▶ [SOURCE MATERIAL]:
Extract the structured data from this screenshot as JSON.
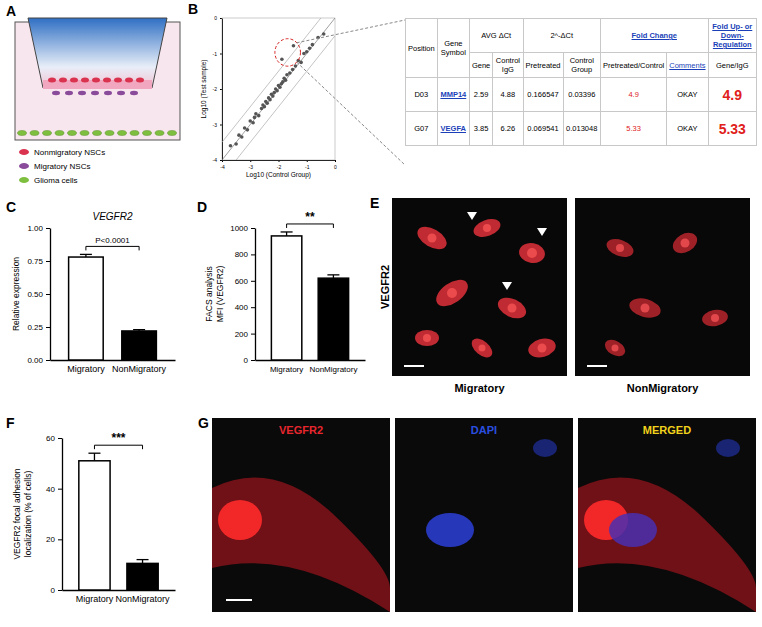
{
  "chart_data": [
    {
      "type": "scatter",
      "xlabel": "Log10 (Control Group)",
      "ylabel": "Log10 (Test sample)",
      "x": [
        -3.7,
        -3.5,
        -3.4,
        -3.3,
        -3.2,
        -3.1,
        -3.0,
        -2.9,
        -2.85,
        -2.8,
        -2.7,
        -2.6,
        -2.55,
        -2.5,
        -2.45,
        -2.4,
        -2.35,
        -2.3,
        -2.25,
        -2.2,
        -2.15,
        -2.1,
        -2.05,
        -2.0,
        -1.95,
        -1.9,
        -1.85,
        -1.8,
        -1.75,
        -1.7,
        -1.6,
        -1.5,
        -1.4,
        -1.3,
        -1.2,
        -1.1,
        -1.0,
        -0.9,
        -0.8,
        -0.6,
        -0.4,
        -1.88,
        -1.47
      ],
      "y": [
        -3.6,
        -3.55,
        -3.3,
        -3.35,
        -3.1,
        -3.15,
        -2.9,
        -2.95,
        -2.8,
        -2.7,
        -2.75,
        -2.55,
        -2.45,
        -2.5,
        -2.35,
        -2.4,
        -2.25,
        -2.3,
        -2.15,
        -2.2,
        -2.1,
        -2.0,
        -2.05,
        -1.9,
        -1.95,
        -1.85,
        -1.8,
        -1.7,
        -1.75,
        -1.6,
        -1.55,
        -1.45,
        -1.35,
        -1.2,
        -1.25,
        -1.0,
        -0.95,
        -0.85,
        -0.75,
        -0.55,
        -0.45,
        -1.16,
        -0.78
      ],
      "xlim": [
        -4,
        0
      ],
      "ylim": [
        -4,
        0
      ],
      "xticks": [
        -4,
        -3,
        -2,
        -1,
        0
      ],
      "yticks": [
        -4,
        -3,
        -2,
        -1,
        0
      ],
      "boundary_offsets": [
        -0.5,
        0,
        0.5
      ],
      "color": "#555555"
    },
    {
      "type": "bar",
      "title": "VEGFR2",
      "ylabel": [
        "Relative expression"
      ],
      "categories": [
        "Migratory",
        "NonMigratory"
      ],
      "values": [
        0.78,
        0.22
      ],
      "errors": [
        0.02,
        0.01
      ],
      "colors": [
        "#ffffff",
        "#000000"
      ],
      "ylim": [
        0,
        1
      ],
      "yticks": [
        {
          "value": 0,
          "label": "0.00"
        },
        {
          "value": 0.25,
          "label": "0.25"
        },
        {
          "value": 0.5,
          "label": "0.50"
        },
        {
          "value": 0.75,
          "label": "0.75"
        },
        {
          "value": 1,
          "label": "1.00"
        }
      ],
      "annotation": "P<0.0001"
    },
    {
      "type": "bar",
      "ylabel": [
        "FACS analysis",
        "MFI (VEGFR2)"
      ],
      "categories": [
        "Migratory",
        "NonMigratory"
      ],
      "values": [
        940,
        620
      ],
      "errors": [
        30,
        25
      ],
      "colors": [
        "#ffffff",
        "#000000"
      ],
      "ylim": [
        0,
        1000
      ],
      "yticks": [
        0,
        200,
        400,
        600,
        800,
        1000
      ],
      "annotation": "**"
    },
    {
      "type": "bar",
      "ylabel": [
        "VEGFR2 focal adhesion",
        "localization (% of cells)"
      ],
      "categories": [
        "Migratory",
        "NonMigratory"
      ],
      "values": [
        51,
        10.5
      ],
      "errors": [
        3,
        1.5
      ],
      "colors": [
        "#ffffff",
        "#000000"
      ],
      "ylim": [
        0,
        60
      ],
      "yticks": [
        0,
        20,
        40,
        60
      ],
      "annotation": "***"
    }
  ],
  "figure": {
    "panel_labels": [
      "A",
      "B",
      "C",
      "D",
      "E",
      "F",
      "G"
    ],
    "schematic_legend": [
      "Nonmigratory NSCs",
      "Migratory NSCs",
      "Glioma cells"
    ],
    "table": {
      "header_row1": [
        "Position",
        "Gene Symbol",
        "AVG ΔCt",
        "2^-ΔCt",
        "Fold Change",
        "Fold Up- or Down-Regulation"
      ],
      "header_row2": [
        "Gene",
        "Control IgG",
        "Pretreated",
        "Control Group",
        "Pretreated/Control",
        "Comments",
        "Gene/IgG"
      ],
      "rows": [
        [
          "D03",
          "MMP14",
          "2.59",
          "4.88",
          "0.166547",
          "0.03396",
          "4.9",
          "OKAY",
          "4.9"
        ],
        [
          "G07",
          "VEGFA",
          "3.85",
          "6.26",
          "0.069541",
          "0.013048",
          "5.33",
          "OKAY",
          "5.33"
        ]
      ]
    },
    "image_row_label": "VEGFR2",
    "e_captions": [
      "Migratory",
      "NonMigratory"
    ],
    "g_captions": [
      "VEGFR2",
      "DAPI",
      "MERGED"
    ]
  }
}
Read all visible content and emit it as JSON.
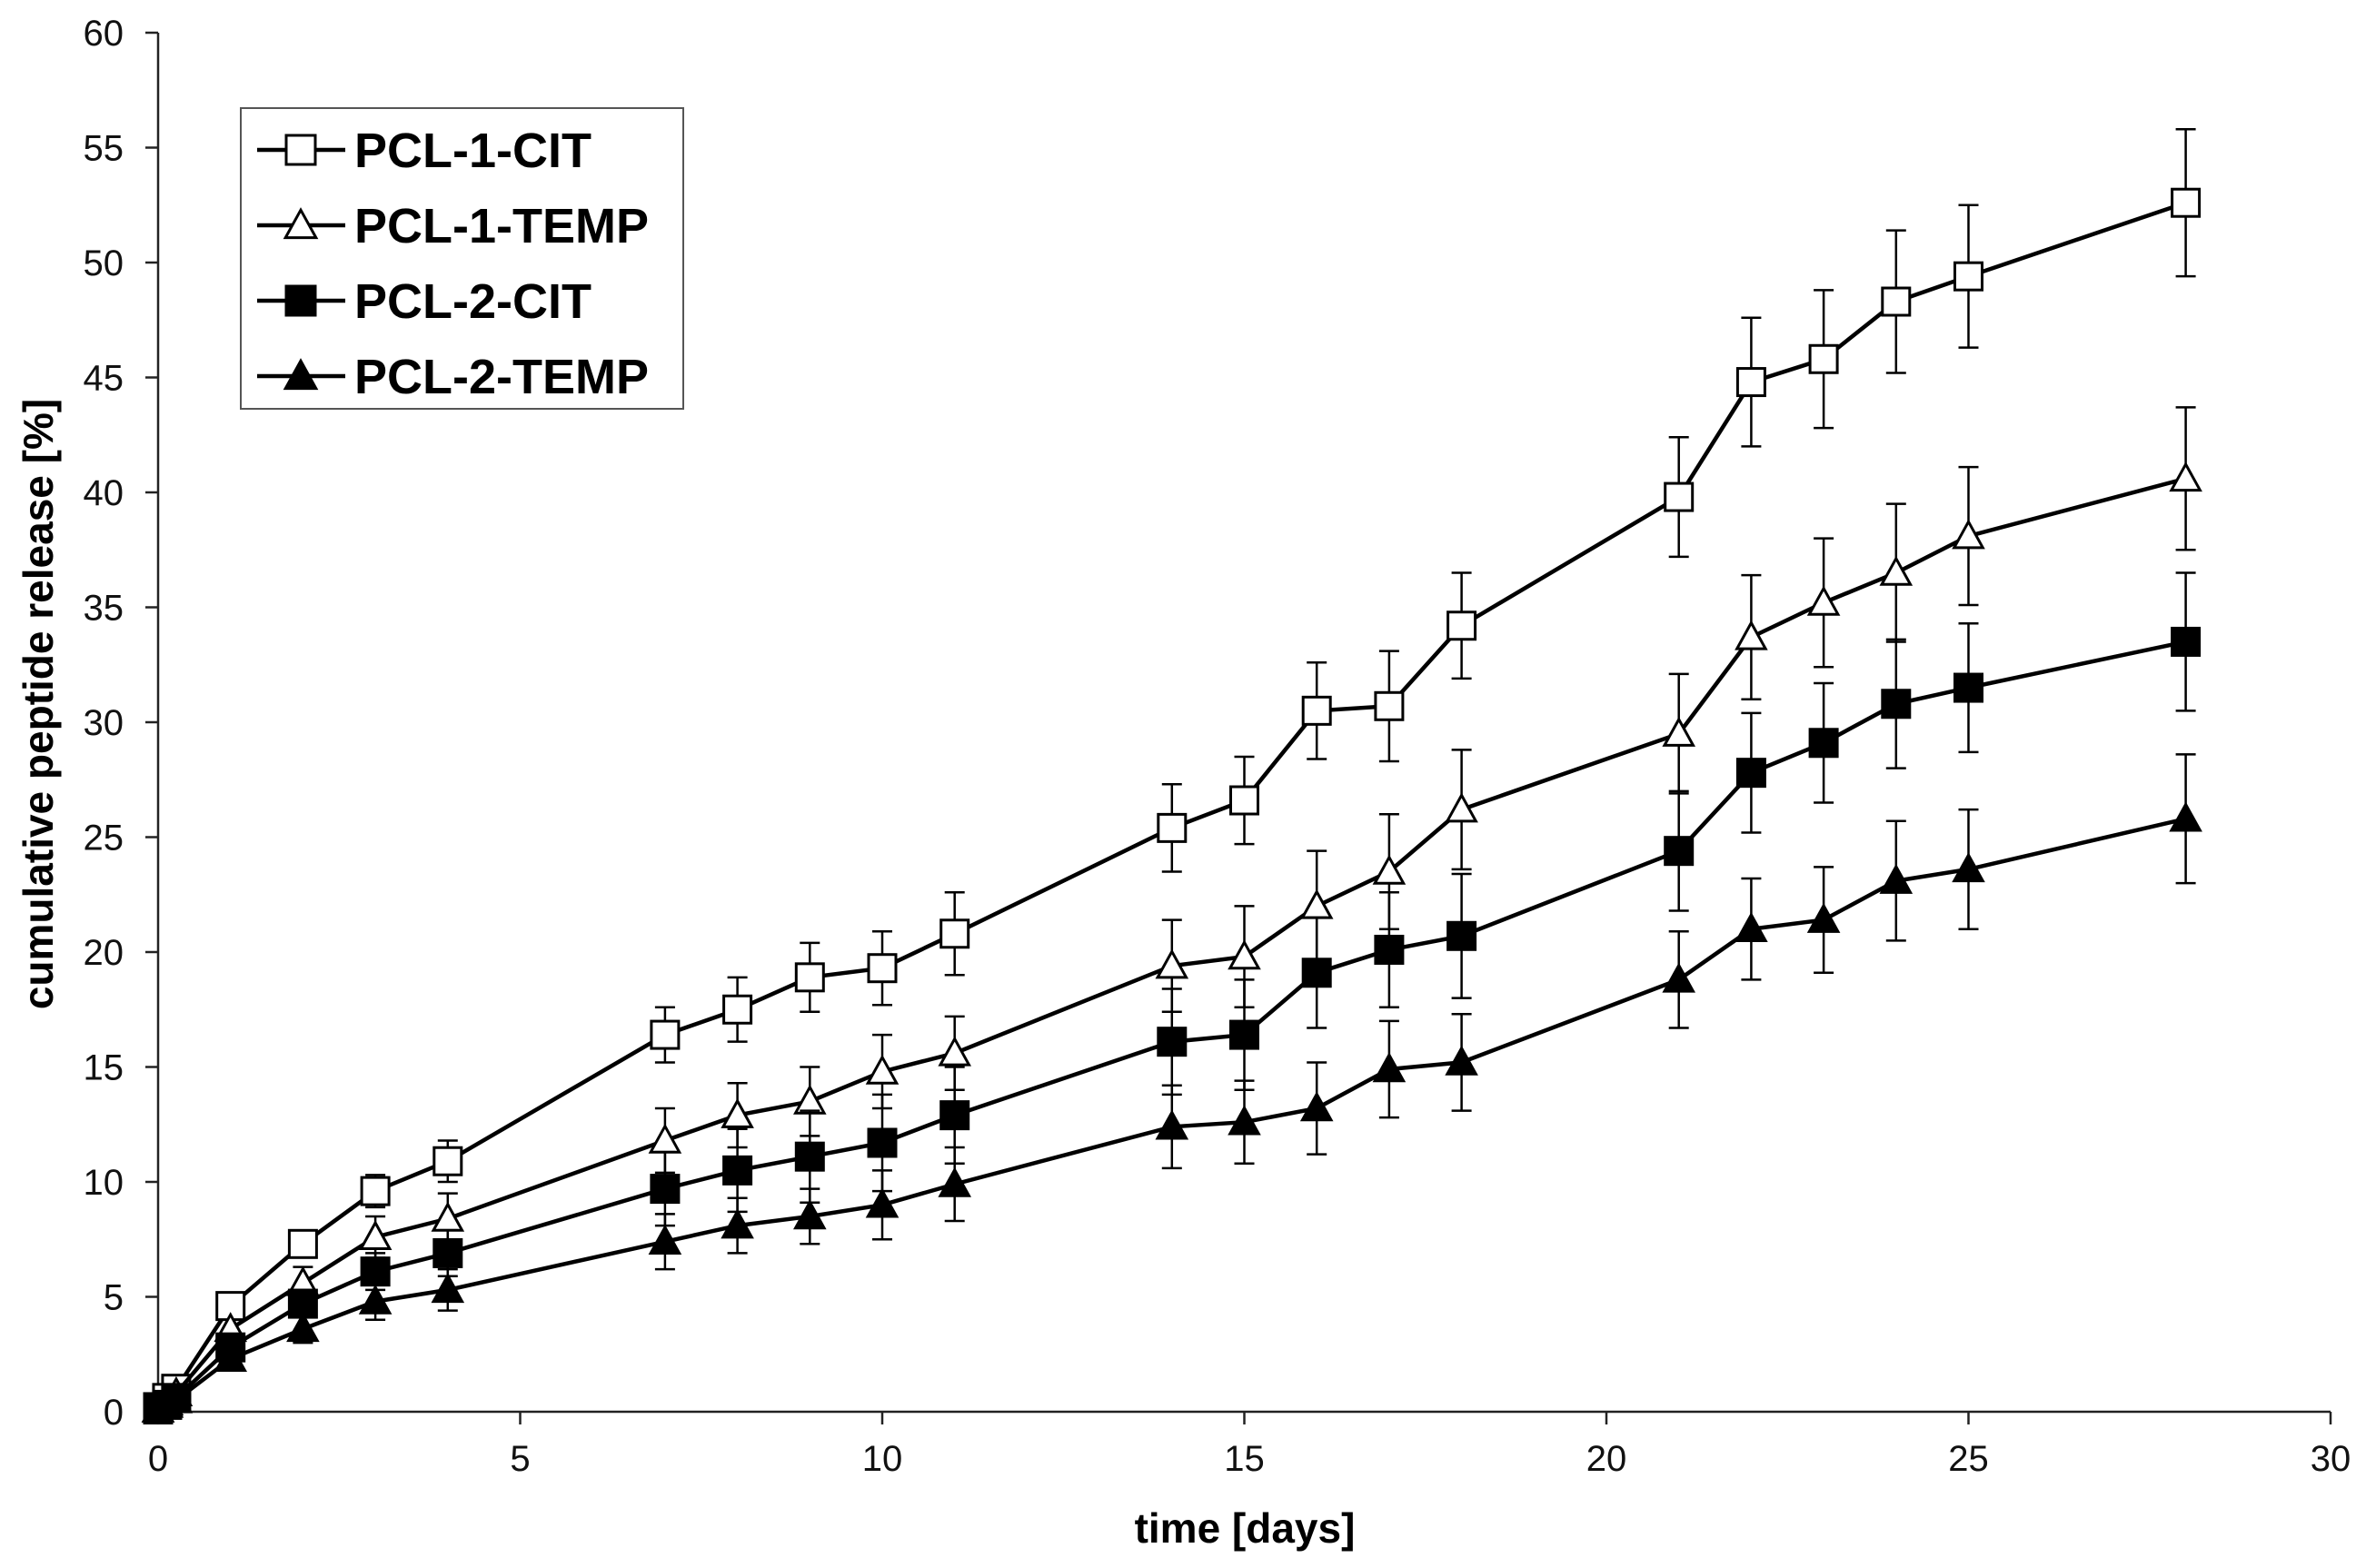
{
  "chart_data": {
    "type": "line",
    "title": "",
    "xlabel": "time [days]",
    "ylabel": "cumulative peptide release [%]",
    "xlim": [
      0,
      30
    ],
    "ylim": [
      0,
      60
    ],
    "xticks": [
      0,
      5,
      10,
      15,
      20,
      25,
      30
    ],
    "yticks": [
      0,
      5,
      10,
      15,
      20,
      25,
      30,
      35,
      40,
      45,
      50,
      55,
      60
    ],
    "grid": false,
    "legend_position": "top-left",
    "series": [
      {
        "name": "PCL-1-CIT",
        "marker": "square-open",
        "x": [
          0,
          0.125,
          0.25,
          1,
          2,
          3,
          4,
          7,
          8,
          9,
          10,
          11,
          14,
          15,
          16,
          17,
          18,
          21,
          22,
          23,
          24,
          25,
          28
        ],
        "y": [
          0.2,
          0.6,
          1.0,
          4.6,
          7.3,
          9.6,
          10.9,
          16.4,
          17.5,
          18.9,
          19.3,
          20.8,
          25.4,
          26.6,
          30.5,
          30.7,
          34.2,
          39.8,
          44.8,
          45.8,
          48.3,
          49.4,
          52.6
        ],
        "err": [
          0.1,
          0.2,
          0.3,
          0.4,
          0.5,
          0.7,
          0.9,
          1.2,
          1.4,
          1.5,
          1.6,
          1.8,
          1.9,
          1.9,
          2.1,
          2.4,
          2.3,
          2.6,
          2.8,
          3.0,
          3.1,
          3.1,
          3.2
        ]
      },
      {
        "name": "PCL-1-TEMP",
        "marker": "triangle-open",
        "x": [
          0,
          0.125,
          0.25,
          1,
          2,
          3,
          4,
          7,
          8,
          9,
          10,
          11,
          14,
          15,
          16,
          17,
          18,
          21,
          22,
          23,
          24,
          25,
          28
        ],
        "y": [
          0.1,
          0.4,
          0.8,
          3.6,
          5.6,
          7.6,
          8.4,
          11.8,
          12.9,
          13.5,
          14.8,
          15.6,
          19.4,
          19.8,
          22.0,
          23.5,
          26.2,
          29.5,
          33.7,
          35.2,
          36.5,
          38.1,
          40.6
        ],
        "err": [
          0.1,
          0.2,
          0.3,
          0.4,
          0.7,
          0.9,
          1.1,
          1.4,
          1.4,
          1.5,
          1.6,
          1.6,
          2.0,
          2.2,
          2.4,
          2.5,
          2.6,
          2.6,
          2.7,
          2.8,
          3.0,
          3.0,
          3.1
        ]
      },
      {
        "name": "PCL-2-CIT",
        "marker": "square-filled",
        "x": [
          0,
          0.125,
          0.25,
          1,
          2,
          3,
          4,
          7,
          8,
          9,
          10,
          11,
          14,
          15,
          16,
          17,
          18,
          21,
          22,
          23,
          24,
          25,
          28
        ],
        "y": [
          0.1,
          0.3,
          0.6,
          2.8,
          4.7,
          6.1,
          6.9,
          9.7,
          10.5,
          11.1,
          11.7,
          12.9,
          16.1,
          16.4,
          19.1,
          20.1,
          20.7,
          24.4,
          27.8,
          29.1,
          30.8,
          31.5,
          33.5
        ],
        "err": [
          0.1,
          0.2,
          0.2,
          0.4,
          0.6,
          0.8,
          1.0,
          1.6,
          1.8,
          2.0,
          2.1,
          2.1,
          2.3,
          2.4,
          2.4,
          2.5,
          2.7,
          2.6,
          2.6,
          2.6,
          2.8,
          2.8,
          3.0
        ]
      },
      {
        "name": "PCL-2-TEMP",
        "marker": "triangle-filled",
        "x": [
          0,
          0.125,
          0.25,
          1,
          2,
          3,
          4,
          7,
          8,
          9,
          10,
          11,
          14,
          15,
          16,
          17,
          18,
          21,
          22,
          23,
          24,
          25,
          28
        ],
        "y": [
          0.1,
          0.3,
          0.5,
          2.3,
          3.6,
          4.8,
          5.3,
          7.4,
          8.1,
          8.5,
          9.0,
          9.9,
          12.4,
          12.6,
          13.2,
          14.9,
          15.2,
          18.8,
          21.0,
          21.4,
          23.1,
          23.6,
          25.8
        ],
        "err": [
          0.1,
          0.1,
          0.2,
          0.3,
          0.6,
          0.8,
          0.9,
          1.2,
          1.2,
          1.2,
          1.5,
          1.6,
          1.8,
          1.8,
          2.0,
          2.1,
          2.1,
          2.1,
          2.2,
          2.3,
          2.6,
          2.6,
          2.8
        ]
      }
    ]
  }
}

▶ [EXERCISE BRIEF]: Every line of the listing that holds "JSON" is to be counted; give only the resulting number.

▶ [FINAL ANSWER]: 2